Task goal.
Print, exactly and completely, every entry in the data.

Supplied records.

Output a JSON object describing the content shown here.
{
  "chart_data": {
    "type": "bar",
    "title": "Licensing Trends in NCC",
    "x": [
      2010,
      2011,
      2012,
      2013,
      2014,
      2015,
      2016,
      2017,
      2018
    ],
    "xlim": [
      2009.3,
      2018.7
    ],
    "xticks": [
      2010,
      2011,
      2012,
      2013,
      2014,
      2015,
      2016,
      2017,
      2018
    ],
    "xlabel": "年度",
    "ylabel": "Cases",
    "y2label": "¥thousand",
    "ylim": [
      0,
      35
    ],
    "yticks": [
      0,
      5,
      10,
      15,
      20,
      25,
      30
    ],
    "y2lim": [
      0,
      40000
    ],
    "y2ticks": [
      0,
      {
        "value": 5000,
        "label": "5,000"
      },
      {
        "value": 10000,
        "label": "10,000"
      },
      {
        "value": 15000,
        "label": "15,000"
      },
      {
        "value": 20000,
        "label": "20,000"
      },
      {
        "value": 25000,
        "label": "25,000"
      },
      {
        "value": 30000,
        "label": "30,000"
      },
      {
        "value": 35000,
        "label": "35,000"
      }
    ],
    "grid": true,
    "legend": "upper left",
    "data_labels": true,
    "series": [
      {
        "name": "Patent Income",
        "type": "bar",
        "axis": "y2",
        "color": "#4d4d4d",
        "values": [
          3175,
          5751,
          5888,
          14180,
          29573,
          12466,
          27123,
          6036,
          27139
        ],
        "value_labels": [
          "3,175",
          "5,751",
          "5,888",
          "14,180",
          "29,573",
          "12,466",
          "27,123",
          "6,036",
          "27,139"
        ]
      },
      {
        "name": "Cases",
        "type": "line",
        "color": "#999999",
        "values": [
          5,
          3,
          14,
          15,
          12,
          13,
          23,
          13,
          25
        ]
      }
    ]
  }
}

Response.
Output a JSON object describing the content shown here.
{
  "chart_data": {
    "type": "bar",
    "title": "Licensing Trends in NCC",
    "x": [
      2010,
      2011,
      2012,
      2013,
      2014,
      2015,
      2016,
      2017,
      2018
    ],
    "xlim": [
      2009.3,
      2018.7
    ],
    "xticks": [
      2010,
      2011,
      2012,
      2013,
      2014,
      2015,
      2016,
      2017,
      2018
    ],
    "xlabel": "年度",
    "ylabel": "Cases",
    "y2label": "¥thousand",
    "ylim": [
      0,
      35
    ],
    "yticks": [
      0,
      5,
      10,
      15,
      20,
      25,
      30
    ],
    "y2lim": [
      0,
      40000
    ],
    "y2ticks": [
      0,
      {
        "value": 5000,
        "label": "5,000"
      },
      {
        "value": 10000,
        "label": "10,000"
      },
      {
        "value": 15000,
        "label": "15,000"
      },
      {
        "value": 20000,
        "label": "20,000"
      },
      {
        "value": 25000,
        "label": "25,000"
      },
      {
        "value": 30000,
        "label": "30,000"
      },
      {
        "value": 35000,
        "label": "35,000"
      }
    ],
    "grid": true,
    "legend": "upper left",
    "data_labels": true,
    "series": [
      {
        "name": "Patent Income",
        "type": "bar",
        "axis": "y2",
        "color": "#4d4d4d",
        "values": [
          3175,
          5751,
          5888,
          14180,
          29573,
          12466,
          27123,
          6036,
          27139
        ],
        "value_labels": [
          "3,175",
          "5,751",
          "5,888",
          "14,180",
          "29,573",
          "12,466",
          "27,123",
          "6,036",
          "27,139"
        ]
      },
      {
        "name": "Cases",
        "type": "line",
        "color": "#999999",
        "values": [
          5,
          3,
          14,
          15,
          12,
          13,
          23,
          13,
          25
        ]
      }
    ]
  }
}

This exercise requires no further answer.